#### Provided data:
— START —
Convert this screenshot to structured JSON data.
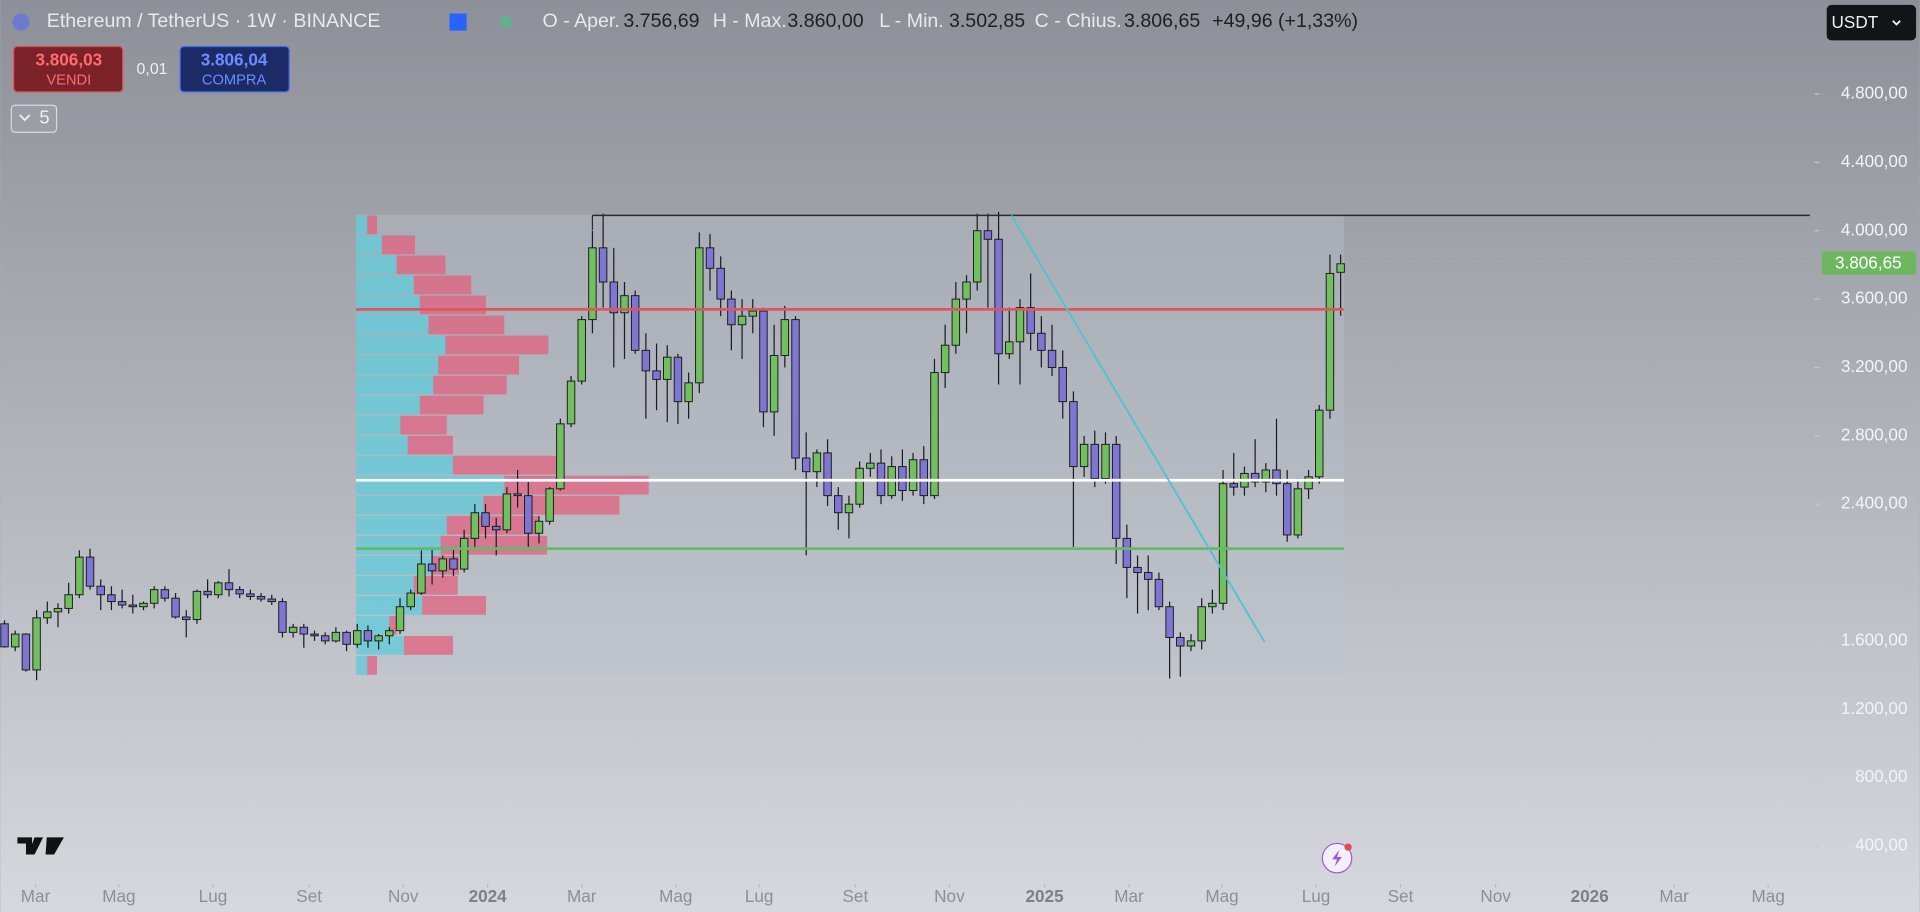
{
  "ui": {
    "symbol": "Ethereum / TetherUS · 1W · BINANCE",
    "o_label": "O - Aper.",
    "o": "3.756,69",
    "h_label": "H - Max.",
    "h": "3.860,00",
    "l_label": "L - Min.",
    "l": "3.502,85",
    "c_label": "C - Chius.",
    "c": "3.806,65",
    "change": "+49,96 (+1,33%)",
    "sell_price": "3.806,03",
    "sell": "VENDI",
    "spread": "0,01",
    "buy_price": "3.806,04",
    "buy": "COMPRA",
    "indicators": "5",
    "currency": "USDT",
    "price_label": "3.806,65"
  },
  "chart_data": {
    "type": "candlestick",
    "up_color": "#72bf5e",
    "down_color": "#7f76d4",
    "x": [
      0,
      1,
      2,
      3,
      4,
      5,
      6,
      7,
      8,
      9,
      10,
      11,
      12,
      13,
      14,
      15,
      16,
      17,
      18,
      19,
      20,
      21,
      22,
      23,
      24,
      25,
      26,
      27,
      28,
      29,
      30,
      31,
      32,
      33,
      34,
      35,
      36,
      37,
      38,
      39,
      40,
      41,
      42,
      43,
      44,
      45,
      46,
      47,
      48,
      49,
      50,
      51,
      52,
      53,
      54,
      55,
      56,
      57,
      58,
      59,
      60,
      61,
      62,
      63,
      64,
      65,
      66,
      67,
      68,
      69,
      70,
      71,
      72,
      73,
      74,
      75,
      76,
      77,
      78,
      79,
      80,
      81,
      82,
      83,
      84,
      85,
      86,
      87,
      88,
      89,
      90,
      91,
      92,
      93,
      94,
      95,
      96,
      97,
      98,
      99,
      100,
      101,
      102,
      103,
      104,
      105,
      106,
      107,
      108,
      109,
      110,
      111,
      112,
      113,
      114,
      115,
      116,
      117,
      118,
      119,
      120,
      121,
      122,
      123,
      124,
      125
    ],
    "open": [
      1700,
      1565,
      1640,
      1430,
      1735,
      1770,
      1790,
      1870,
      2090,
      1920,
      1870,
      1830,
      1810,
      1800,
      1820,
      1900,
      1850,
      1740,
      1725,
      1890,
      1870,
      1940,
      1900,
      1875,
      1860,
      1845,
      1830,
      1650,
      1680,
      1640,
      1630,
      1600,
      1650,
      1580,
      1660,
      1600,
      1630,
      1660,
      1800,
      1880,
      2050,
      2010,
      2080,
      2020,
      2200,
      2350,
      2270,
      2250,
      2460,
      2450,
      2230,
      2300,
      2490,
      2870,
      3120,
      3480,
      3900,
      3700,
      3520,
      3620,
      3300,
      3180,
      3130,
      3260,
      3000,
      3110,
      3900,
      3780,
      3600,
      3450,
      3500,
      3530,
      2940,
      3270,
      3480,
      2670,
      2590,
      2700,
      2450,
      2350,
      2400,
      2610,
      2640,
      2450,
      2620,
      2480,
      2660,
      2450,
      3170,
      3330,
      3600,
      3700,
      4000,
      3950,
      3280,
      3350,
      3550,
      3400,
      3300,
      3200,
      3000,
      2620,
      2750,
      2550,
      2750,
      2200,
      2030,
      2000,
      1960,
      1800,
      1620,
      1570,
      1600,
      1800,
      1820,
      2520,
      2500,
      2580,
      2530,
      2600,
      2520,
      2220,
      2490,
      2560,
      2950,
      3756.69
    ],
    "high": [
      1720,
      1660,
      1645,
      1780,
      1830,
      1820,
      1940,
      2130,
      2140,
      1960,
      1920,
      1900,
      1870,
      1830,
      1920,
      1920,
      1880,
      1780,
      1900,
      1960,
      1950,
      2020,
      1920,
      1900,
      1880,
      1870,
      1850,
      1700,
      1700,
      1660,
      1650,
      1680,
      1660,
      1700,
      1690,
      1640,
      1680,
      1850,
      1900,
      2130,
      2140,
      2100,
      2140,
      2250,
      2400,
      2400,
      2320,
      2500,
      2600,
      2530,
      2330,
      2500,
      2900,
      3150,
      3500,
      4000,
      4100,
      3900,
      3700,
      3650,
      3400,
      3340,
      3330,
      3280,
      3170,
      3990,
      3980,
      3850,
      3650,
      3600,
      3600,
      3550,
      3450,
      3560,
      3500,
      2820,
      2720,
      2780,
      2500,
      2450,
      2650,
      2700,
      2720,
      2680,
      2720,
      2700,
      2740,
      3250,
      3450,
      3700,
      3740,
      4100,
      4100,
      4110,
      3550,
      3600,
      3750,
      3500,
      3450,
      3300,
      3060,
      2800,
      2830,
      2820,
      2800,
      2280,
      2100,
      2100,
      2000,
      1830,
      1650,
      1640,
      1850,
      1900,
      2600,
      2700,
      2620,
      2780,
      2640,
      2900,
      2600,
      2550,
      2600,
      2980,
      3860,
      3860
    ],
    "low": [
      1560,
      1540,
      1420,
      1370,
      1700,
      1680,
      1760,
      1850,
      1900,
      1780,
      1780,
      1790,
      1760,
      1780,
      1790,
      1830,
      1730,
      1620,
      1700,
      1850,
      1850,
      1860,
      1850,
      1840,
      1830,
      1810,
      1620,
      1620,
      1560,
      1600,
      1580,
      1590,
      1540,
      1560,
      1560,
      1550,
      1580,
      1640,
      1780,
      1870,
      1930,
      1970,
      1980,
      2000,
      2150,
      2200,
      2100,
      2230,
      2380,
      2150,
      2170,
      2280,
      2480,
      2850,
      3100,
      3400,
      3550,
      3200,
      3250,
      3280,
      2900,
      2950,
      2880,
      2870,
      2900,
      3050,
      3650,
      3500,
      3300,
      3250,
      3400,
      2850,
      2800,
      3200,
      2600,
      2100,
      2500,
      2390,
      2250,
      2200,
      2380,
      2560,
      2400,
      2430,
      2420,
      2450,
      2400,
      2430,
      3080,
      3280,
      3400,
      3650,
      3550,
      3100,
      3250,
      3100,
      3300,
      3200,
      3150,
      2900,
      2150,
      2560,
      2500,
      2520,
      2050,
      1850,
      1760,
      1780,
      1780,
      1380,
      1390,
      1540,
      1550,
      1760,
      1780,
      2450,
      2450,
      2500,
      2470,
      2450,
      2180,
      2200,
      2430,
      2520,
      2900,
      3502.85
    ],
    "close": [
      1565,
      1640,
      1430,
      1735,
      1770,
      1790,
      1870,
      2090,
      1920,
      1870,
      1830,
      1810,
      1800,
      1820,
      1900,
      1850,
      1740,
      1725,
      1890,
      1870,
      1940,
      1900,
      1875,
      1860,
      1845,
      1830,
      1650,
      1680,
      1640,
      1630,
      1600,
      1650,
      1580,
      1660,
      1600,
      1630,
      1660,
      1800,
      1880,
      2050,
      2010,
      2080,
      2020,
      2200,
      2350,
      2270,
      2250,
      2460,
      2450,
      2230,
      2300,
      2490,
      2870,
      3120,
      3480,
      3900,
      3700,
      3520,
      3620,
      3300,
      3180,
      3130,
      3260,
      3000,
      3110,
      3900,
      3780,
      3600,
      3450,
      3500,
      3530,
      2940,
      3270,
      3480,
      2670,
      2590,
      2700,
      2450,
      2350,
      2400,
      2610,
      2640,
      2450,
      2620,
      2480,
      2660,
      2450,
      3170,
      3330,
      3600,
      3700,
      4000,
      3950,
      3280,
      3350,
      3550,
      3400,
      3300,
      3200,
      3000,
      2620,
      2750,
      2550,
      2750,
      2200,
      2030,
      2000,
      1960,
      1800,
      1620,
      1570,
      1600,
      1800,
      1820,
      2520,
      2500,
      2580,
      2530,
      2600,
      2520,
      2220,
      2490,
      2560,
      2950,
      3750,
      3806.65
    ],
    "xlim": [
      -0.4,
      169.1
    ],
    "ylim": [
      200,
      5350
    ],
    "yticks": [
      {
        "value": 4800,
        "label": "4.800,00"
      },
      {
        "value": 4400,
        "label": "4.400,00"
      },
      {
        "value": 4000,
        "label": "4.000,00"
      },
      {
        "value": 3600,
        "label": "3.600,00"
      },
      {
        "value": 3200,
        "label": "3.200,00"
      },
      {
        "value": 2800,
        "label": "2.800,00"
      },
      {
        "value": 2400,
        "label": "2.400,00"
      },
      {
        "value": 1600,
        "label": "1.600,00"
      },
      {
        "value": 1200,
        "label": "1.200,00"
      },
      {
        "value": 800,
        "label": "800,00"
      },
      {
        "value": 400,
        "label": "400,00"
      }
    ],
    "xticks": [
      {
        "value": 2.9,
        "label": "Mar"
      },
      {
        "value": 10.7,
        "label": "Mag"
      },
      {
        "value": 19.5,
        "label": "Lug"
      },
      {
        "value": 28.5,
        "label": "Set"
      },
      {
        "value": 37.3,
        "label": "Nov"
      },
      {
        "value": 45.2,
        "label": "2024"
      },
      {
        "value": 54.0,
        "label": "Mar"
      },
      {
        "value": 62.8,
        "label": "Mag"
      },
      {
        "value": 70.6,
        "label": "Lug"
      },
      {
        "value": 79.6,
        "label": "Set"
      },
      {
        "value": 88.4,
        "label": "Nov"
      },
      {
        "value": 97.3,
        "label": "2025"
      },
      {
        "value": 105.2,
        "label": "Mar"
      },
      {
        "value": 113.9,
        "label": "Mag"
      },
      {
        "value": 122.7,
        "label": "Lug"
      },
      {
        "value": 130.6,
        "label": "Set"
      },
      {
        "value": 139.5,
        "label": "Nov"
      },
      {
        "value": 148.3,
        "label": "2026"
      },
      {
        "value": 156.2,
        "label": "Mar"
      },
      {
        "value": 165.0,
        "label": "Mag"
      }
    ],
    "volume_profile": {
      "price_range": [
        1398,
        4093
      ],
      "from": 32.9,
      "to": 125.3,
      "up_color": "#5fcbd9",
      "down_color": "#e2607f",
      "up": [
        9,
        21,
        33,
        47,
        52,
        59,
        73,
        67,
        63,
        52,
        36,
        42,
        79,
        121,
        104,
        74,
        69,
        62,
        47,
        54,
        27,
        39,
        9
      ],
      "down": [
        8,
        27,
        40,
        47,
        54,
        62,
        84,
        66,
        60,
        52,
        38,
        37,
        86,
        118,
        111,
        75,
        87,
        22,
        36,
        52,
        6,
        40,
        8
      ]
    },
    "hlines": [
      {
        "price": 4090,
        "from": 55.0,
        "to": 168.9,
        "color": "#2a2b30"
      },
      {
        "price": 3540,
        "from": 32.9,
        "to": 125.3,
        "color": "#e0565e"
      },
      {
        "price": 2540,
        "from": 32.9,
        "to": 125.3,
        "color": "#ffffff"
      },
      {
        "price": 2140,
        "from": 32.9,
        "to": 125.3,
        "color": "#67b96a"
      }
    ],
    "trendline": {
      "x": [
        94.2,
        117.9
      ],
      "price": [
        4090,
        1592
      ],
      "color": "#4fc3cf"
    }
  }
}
— END —
— START —
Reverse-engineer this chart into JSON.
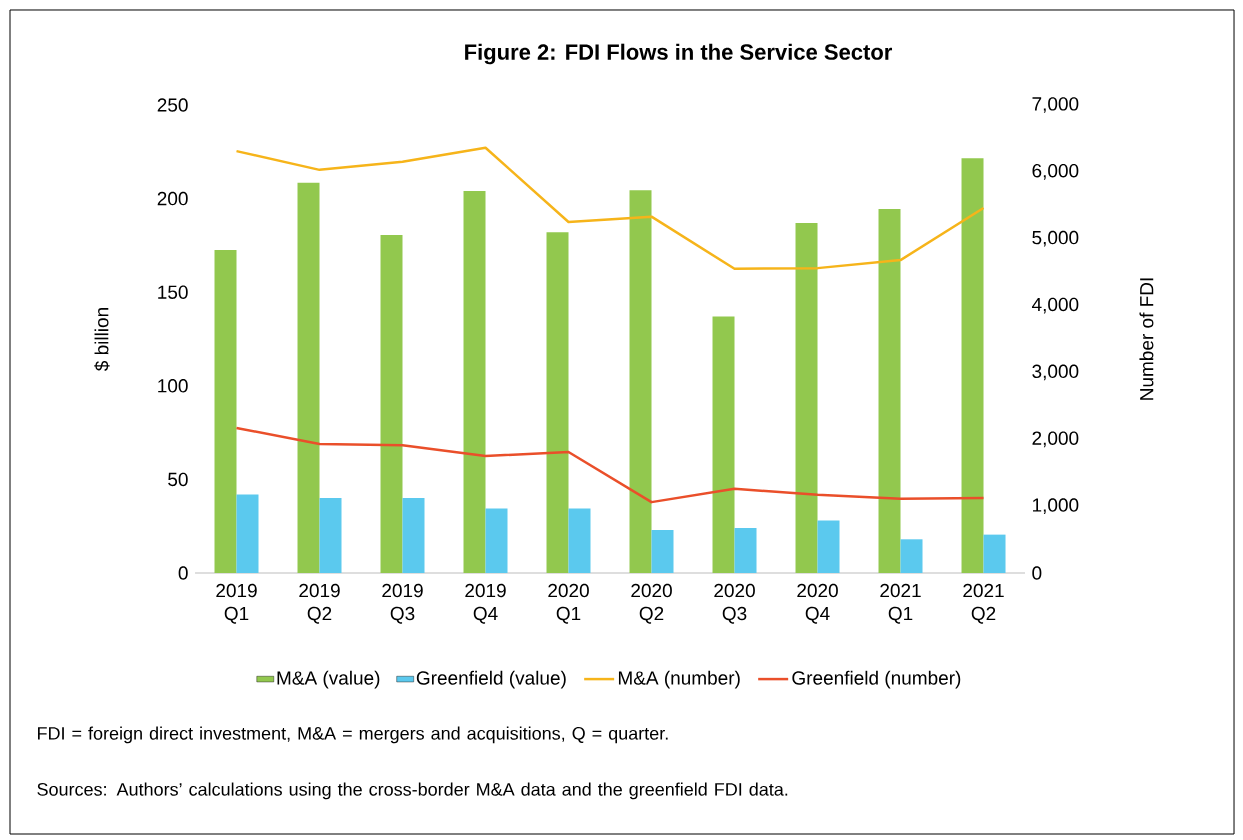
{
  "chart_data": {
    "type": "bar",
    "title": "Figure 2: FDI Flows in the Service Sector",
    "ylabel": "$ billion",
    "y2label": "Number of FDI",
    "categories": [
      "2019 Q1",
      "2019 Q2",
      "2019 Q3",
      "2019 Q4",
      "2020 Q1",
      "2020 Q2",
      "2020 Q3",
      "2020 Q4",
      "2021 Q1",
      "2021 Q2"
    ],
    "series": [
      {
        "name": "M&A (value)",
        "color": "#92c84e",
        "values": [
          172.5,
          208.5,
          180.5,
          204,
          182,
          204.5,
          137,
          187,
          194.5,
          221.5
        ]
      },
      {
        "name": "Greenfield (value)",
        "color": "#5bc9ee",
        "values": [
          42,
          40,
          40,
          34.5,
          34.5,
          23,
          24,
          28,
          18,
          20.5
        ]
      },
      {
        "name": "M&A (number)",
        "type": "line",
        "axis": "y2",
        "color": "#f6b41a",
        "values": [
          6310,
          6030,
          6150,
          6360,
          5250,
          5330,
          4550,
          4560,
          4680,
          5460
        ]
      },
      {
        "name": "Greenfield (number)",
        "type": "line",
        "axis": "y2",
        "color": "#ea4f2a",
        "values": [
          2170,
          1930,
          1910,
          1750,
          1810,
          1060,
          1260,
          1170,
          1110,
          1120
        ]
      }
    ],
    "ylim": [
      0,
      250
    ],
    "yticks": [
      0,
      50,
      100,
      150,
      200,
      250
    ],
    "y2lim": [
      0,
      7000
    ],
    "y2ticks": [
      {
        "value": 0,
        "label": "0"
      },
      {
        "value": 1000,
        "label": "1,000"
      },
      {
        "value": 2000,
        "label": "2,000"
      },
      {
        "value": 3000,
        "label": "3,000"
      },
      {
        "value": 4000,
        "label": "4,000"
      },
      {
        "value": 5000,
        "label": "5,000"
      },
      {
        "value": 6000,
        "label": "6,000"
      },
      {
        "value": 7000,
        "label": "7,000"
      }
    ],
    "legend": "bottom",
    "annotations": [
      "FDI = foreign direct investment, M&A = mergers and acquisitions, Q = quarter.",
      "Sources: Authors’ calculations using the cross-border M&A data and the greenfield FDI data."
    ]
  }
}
— END —
#### Exercise prompt:
Go through the listing above and pull out each line containing the word "JSON".

#### Result of the task:
Convert this screenshot to structured JSON data.
Reverse-engineer this chart into JSON.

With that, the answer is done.